▸ YOUR INSTRUCTIONS
Extract all data as written.

▸ Records
══════════════════════════════

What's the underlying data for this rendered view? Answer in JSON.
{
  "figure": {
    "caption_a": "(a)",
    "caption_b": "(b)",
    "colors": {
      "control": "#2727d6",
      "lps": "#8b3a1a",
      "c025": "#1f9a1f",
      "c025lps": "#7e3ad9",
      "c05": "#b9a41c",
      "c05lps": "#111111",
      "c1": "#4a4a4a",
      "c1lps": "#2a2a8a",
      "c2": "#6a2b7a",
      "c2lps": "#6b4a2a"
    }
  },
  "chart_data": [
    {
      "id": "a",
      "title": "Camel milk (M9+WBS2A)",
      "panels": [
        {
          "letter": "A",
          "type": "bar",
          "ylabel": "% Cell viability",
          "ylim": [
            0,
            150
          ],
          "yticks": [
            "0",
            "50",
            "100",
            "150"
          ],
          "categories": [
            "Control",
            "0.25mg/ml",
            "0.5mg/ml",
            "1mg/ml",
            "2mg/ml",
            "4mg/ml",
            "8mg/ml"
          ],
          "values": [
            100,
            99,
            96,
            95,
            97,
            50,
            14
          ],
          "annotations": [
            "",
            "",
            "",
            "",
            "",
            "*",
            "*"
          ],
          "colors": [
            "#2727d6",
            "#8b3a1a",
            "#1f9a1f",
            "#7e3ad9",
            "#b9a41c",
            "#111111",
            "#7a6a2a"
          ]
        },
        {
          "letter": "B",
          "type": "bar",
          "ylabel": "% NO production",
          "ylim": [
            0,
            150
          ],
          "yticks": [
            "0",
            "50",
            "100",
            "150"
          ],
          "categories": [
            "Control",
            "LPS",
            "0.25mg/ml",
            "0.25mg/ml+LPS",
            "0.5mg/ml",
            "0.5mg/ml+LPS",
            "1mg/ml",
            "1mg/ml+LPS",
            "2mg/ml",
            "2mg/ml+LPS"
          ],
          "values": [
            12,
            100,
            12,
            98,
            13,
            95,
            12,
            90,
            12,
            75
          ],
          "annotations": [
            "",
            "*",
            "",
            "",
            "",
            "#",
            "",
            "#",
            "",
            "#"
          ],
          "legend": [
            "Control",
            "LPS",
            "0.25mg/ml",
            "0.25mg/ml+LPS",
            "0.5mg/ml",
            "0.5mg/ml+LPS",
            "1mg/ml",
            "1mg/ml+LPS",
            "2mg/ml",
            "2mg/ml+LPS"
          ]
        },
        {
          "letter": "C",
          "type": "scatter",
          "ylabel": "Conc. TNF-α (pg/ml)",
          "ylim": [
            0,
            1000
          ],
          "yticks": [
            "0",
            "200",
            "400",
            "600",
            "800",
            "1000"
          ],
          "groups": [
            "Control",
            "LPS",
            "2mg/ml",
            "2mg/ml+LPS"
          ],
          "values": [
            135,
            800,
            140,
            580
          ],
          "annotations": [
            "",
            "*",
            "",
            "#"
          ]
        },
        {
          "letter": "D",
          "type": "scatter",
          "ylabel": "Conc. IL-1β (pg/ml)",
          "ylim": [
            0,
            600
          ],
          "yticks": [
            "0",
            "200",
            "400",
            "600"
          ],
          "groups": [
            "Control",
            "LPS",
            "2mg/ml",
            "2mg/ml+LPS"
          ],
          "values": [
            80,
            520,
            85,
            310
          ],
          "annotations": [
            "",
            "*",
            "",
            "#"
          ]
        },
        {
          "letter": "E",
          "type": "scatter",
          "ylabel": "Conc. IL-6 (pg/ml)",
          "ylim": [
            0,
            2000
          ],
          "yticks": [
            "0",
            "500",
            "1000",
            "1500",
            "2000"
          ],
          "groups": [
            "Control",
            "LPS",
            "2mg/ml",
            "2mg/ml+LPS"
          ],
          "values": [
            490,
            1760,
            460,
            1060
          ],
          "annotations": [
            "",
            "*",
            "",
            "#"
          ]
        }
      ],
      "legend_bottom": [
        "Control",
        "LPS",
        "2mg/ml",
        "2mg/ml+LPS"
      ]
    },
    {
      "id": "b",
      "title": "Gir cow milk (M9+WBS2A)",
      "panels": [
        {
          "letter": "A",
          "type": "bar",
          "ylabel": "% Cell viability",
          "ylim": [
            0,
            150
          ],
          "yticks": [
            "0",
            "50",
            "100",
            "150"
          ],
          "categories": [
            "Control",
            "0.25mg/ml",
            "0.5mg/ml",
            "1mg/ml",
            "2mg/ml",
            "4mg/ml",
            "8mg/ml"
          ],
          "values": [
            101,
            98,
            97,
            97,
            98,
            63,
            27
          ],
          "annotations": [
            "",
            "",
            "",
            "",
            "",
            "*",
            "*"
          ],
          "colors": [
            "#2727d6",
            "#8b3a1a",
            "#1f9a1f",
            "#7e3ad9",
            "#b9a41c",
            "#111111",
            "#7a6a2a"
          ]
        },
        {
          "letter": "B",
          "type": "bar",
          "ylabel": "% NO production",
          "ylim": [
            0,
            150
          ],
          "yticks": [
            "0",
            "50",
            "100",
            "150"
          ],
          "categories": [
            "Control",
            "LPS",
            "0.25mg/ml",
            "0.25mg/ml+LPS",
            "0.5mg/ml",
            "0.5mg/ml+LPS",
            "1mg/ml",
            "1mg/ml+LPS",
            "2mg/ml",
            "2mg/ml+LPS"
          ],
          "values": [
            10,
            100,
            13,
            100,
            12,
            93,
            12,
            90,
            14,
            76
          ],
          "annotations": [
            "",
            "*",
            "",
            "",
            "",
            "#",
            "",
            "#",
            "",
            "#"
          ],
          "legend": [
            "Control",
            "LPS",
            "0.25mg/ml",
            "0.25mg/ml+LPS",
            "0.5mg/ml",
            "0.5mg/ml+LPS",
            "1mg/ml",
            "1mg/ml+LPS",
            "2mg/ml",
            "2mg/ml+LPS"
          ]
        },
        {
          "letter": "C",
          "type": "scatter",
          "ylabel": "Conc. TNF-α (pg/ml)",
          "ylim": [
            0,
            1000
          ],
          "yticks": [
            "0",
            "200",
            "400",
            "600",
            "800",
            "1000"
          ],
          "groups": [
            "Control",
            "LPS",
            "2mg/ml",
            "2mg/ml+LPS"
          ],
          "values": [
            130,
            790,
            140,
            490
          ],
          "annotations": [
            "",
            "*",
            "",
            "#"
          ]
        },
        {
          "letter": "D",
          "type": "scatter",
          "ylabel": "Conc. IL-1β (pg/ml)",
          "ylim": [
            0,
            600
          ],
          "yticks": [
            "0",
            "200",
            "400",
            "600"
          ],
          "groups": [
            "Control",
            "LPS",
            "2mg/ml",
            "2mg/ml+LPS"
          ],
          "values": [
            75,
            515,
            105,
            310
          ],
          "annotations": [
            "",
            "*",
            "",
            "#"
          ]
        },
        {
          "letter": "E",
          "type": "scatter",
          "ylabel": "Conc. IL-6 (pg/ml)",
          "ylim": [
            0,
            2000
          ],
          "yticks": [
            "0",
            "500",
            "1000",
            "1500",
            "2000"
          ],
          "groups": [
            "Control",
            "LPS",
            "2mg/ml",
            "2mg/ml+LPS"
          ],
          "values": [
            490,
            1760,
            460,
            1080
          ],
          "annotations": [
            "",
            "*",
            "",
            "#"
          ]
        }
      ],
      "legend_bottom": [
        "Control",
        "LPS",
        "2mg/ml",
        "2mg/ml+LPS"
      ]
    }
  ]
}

══════════════════════════════

▸ TASK OUTPUT
What's the underlying data for this rendered view? Answer in JSON.
{
  "figure": {
    "caption_a": "(a)",
    "caption_b": "(b)",
    "colors": {
      "control": "#2727d6",
      "lps": "#8b3a1a",
      "c025": "#1f9a1f",
      "c025lps": "#7e3ad9",
      "c05": "#b9a41c",
      "c05lps": "#111111",
      "c1": "#4a4a4a",
      "c1lps": "#2a2a8a",
      "c2": "#6a2b7a",
      "c2lps": "#6b4a2a"
    }
  },
  "chart_data": [
    {
      "id": "a",
      "title": "Camel milk (M9+WBS2A)",
      "panels": [
        {
          "letter": "A",
          "type": "bar",
          "ylabel": "% Cell viability",
          "ylim": [
            0,
            150
          ],
          "yticks": [
            "0",
            "50",
            "100",
            "150"
          ],
          "categories": [
            "Control",
            "0.25mg/ml",
            "0.5mg/ml",
            "1mg/ml",
            "2mg/ml",
            "4mg/ml",
            "8mg/ml"
          ],
          "values": [
            100,
            99,
            96,
            95,
            97,
            50,
            14
          ],
          "annotations": [
            "",
            "",
            "",
            "",
            "",
            "*",
            "*"
          ],
          "colors": [
            "#2727d6",
            "#8b3a1a",
            "#1f9a1f",
            "#7e3ad9",
            "#b9a41c",
            "#111111",
            "#7a6a2a"
          ]
        },
        {
          "letter": "B",
          "type": "bar",
          "ylabel": "% NO production",
          "ylim": [
            0,
            150
          ],
          "yticks": [
            "0",
            "50",
            "100",
            "150"
          ],
          "categories": [
            "Control",
            "LPS",
            "0.25mg/ml",
            "0.25mg/ml+LPS",
            "0.5mg/ml",
            "0.5mg/ml+LPS",
            "1mg/ml",
            "1mg/ml+LPS",
            "2mg/ml",
            "2mg/ml+LPS"
          ],
          "values": [
            12,
            100,
            12,
            98,
            13,
            95,
            12,
            90,
            12,
            75
          ],
          "annotations": [
            "",
            "*",
            "",
            "",
            "",
            "#",
            "",
            "#",
            "",
            "#"
          ],
          "legend": [
            "Control",
            "LPS",
            "0.25mg/ml",
            "0.25mg/ml+LPS",
            "0.5mg/ml",
            "0.5mg/ml+LPS",
            "1mg/ml",
            "1mg/ml+LPS",
            "2mg/ml",
            "2mg/ml+LPS"
          ]
        },
        {
          "letter": "C",
          "type": "scatter",
          "ylabel": "Conc. TNF-α (pg/ml)",
          "ylim": [
            0,
            1000
          ],
          "yticks": [
            "0",
            "200",
            "400",
            "600",
            "800",
            "1000"
          ],
          "groups": [
            "Control",
            "LPS",
            "2mg/ml",
            "2mg/ml+LPS"
          ],
          "values": [
            135,
            800,
            140,
            580
          ],
          "annotations": [
            "",
            "*",
            "",
            "#"
          ]
        },
        {
          "letter": "D",
          "type": "scatter",
          "ylabel": "Conc. IL-1β (pg/ml)",
          "ylim": [
            0,
            600
          ],
          "yticks": [
            "0",
            "200",
            "400",
            "600"
          ],
          "groups": [
            "Control",
            "LPS",
            "2mg/ml",
            "2mg/ml+LPS"
          ],
          "values": [
            80,
            520,
            85,
            310
          ],
          "annotations": [
            "",
            "*",
            "",
            "#"
          ]
        },
        {
          "letter": "E",
          "type": "scatter",
          "ylabel": "Conc. IL-6 (pg/ml)",
          "ylim": [
            0,
            2000
          ],
          "yticks": [
            "0",
            "500",
            "1000",
            "1500",
            "2000"
          ],
          "groups": [
            "Control",
            "LPS",
            "2mg/ml",
            "2mg/ml+LPS"
          ],
          "values": [
            490,
            1760,
            460,
            1060
          ],
          "annotations": [
            "",
            "*",
            "",
            "#"
          ]
        }
      ],
      "legend_bottom": [
        "Control",
        "LPS",
        "2mg/ml",
        "2mg/ml+LPS"
      ]
    },
    {
      "id": "b",
      "title": "Gir cow milk (M9+WBS2A)",
      "panels": [
        {
          "letter": "A",
          "type": "bar",
          "ylabel": "% Cell viability",
          "ylim": [
            0,
            150
          ],
          "yticks": [
            "0",
            "50",
            "100",
            "150"
          ],
          "categories": [
            "Control",
            "0.25mg/ml",
            "0.5mg/ml",
            "1mg/ml",
            "2mg/ml",
            "4mg/ml",
            "8mg/ml"
          ],
          "values": [
            101,
            98,
            97,
            97,
            98,
            63,
            27
          ],
          "annotations": [
            "",
            "",
            "",
            "",
            "",
            "*",
            "*"
          ],
          "colors": [
            "#2727d6",
            "#8b3a1a",
            "#1f9a1f",
            "#7e3ad9",
            "#b9a41c",
            "#111111",
            "#7a6a2a"
          ]
        },
        {
          "letter": "B",
          "type": "bar",
          "ylabel": "% NO production",
          "ylim": [
            0,
            150
          ],
          "yticks": [
            "0",
            "50",
            "100",
            "150"
          ],
          "categories": [
            "Control",
            "LPS",
            "0.25mg/ml",
            "0.25mg/ml+LPS",
            "0.5mg/ml",
            "0.5mg/ml+LPS",
            "1mg/ml",
            "1mg/ml+LPS",
            "2mg/ml",
            "2mg/ml+LPS"
          ],
          "values": [
            10,
            100,
            13,
            100,
            12,
            93,
            12,
            90,
            14,
            76
          ],
          "annotations": [
            "",
            "*",
            "",
            "",
            "",
            "#",
            "",
            "#",
            "",
            "#"
          ],
          "legend": [
            "Control",
            "LPS",
            "0.25mg/ml",
            "0.25mg/ml+LPS",
            "0.5mg/ml",
            "0.5mg/ml+LPS",
            "1mg/ml",
            "1mg/ml+LPS",
            "2mg/ml",
            "2mg/ml+LPS"
          ]
        },
        {
          "letter": "C",
          "type": "scatter",
          "ylabel": "Conc. TNF-α (pg/ml)",
          "ylim": [
            0,
            1000
          ],
          "yticks": [
            "0",
            "200",
            "400",
            "600",
            "800",
            "1000"
          ],
          "groups": [
            "Control",
            "LPS",
            "2mg/ml",
            "2mg/ml+LPS"
          ],
          "values": [
            130,
            790,
            140,
            490
          ],
          "annotations": [
            "",
            "*",
            "",
            "#"
          ]
        },
        {
          "letter": "D",
          "type": "scatter",
          "ylabel": "Conc. IL-1β (pg/ml)",
          "ylim": [
            0,
            600
          ],
          "yticks": [
            "0",
            "200",
            "400",
            "600"
          ],
          "groups": [
            "Control",
            "LPS",
            "2mg/ml",
            "2mg/ml+LPS"
          ],
          "values": [
            75,
            515,
            105,
            310
          ],
          "annotations": [
            "",
            "*",
            "",
            "#"
          ]
        },
        {
          "letter": "E",
          "type": "scatter",
          "ylabel": "Conc. IL-6 (pg/ml)",
          "ylim": [
            0,
            2000
          ],
          "yticks": [
            "0",
            "500",
            "1000",
            "1500",
            "2000"
          ],
          "groups": [
            "Control",
            "LPS",
            "2mg/ml",
            "2mg/ml+LPS"
          ],
          "values": [
            490,
            1760,
            460,
            1080
          ],
          "annotations": [
            "",
            "*",
            "",
            "#"
          ]
        }
      ],
      "legend_bottom": [
        "Control",
        "LPS",
        "2mg/ml",
        "2mg/ml+LPS"
      ]
    }
  ]
}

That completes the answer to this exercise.